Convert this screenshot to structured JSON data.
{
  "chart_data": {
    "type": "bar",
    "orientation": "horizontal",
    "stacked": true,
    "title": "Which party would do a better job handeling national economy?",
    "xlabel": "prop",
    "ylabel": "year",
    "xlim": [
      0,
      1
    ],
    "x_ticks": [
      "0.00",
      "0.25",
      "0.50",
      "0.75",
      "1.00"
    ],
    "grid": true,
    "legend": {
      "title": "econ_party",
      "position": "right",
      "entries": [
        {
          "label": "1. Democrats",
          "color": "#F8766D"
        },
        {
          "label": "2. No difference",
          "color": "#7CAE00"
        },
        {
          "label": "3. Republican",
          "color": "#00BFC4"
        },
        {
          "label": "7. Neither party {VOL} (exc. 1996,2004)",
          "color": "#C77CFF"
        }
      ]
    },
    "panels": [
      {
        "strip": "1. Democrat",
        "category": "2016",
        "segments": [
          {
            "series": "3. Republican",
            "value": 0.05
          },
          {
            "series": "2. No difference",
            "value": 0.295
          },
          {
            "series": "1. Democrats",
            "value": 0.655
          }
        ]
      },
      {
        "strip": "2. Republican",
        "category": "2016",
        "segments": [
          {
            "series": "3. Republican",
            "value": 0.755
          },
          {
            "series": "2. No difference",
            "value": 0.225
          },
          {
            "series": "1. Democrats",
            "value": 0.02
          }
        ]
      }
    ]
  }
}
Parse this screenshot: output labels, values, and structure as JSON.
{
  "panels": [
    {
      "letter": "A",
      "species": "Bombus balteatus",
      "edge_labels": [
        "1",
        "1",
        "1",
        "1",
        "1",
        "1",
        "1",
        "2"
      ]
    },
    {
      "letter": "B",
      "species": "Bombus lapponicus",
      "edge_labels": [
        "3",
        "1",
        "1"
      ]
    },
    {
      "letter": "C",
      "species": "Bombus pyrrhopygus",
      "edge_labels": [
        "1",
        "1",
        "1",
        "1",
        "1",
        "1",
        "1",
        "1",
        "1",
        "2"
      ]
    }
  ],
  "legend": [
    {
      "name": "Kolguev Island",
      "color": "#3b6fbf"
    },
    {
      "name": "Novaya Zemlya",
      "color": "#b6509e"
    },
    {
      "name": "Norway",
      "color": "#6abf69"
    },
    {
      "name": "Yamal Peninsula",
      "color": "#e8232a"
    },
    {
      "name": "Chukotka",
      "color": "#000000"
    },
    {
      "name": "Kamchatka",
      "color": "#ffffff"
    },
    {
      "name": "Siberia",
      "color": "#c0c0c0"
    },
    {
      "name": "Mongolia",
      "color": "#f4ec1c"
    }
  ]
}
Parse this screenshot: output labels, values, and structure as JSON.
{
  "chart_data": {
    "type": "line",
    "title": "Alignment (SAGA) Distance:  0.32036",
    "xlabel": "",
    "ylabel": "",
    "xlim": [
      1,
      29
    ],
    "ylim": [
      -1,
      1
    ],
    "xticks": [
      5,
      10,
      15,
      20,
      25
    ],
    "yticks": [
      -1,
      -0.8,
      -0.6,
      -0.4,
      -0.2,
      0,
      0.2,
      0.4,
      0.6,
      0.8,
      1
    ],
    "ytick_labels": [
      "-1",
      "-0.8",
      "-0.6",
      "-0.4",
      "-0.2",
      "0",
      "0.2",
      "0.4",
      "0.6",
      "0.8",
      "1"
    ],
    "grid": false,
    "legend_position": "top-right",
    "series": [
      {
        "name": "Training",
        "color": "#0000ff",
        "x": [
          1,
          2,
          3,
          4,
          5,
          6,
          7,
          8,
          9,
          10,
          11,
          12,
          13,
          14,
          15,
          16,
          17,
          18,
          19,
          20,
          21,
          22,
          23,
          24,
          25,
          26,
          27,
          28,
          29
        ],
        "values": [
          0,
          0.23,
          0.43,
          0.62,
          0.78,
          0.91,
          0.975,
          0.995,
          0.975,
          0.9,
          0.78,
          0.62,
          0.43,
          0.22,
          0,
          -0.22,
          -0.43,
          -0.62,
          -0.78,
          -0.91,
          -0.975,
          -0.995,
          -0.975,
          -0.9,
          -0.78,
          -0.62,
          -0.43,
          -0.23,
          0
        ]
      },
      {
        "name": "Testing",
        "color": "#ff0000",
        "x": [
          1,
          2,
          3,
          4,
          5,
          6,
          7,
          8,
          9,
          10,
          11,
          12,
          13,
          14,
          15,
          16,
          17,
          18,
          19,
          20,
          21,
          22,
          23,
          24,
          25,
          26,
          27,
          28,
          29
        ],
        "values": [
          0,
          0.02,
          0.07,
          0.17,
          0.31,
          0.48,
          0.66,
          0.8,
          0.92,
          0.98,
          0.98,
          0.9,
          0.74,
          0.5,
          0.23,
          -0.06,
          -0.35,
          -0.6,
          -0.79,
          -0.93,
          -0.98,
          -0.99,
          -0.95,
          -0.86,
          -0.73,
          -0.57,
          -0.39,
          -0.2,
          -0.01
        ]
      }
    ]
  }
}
================================
Task to carry out:
Only a number is wanted: how many lines contain "Bombus"?

Correct response:
3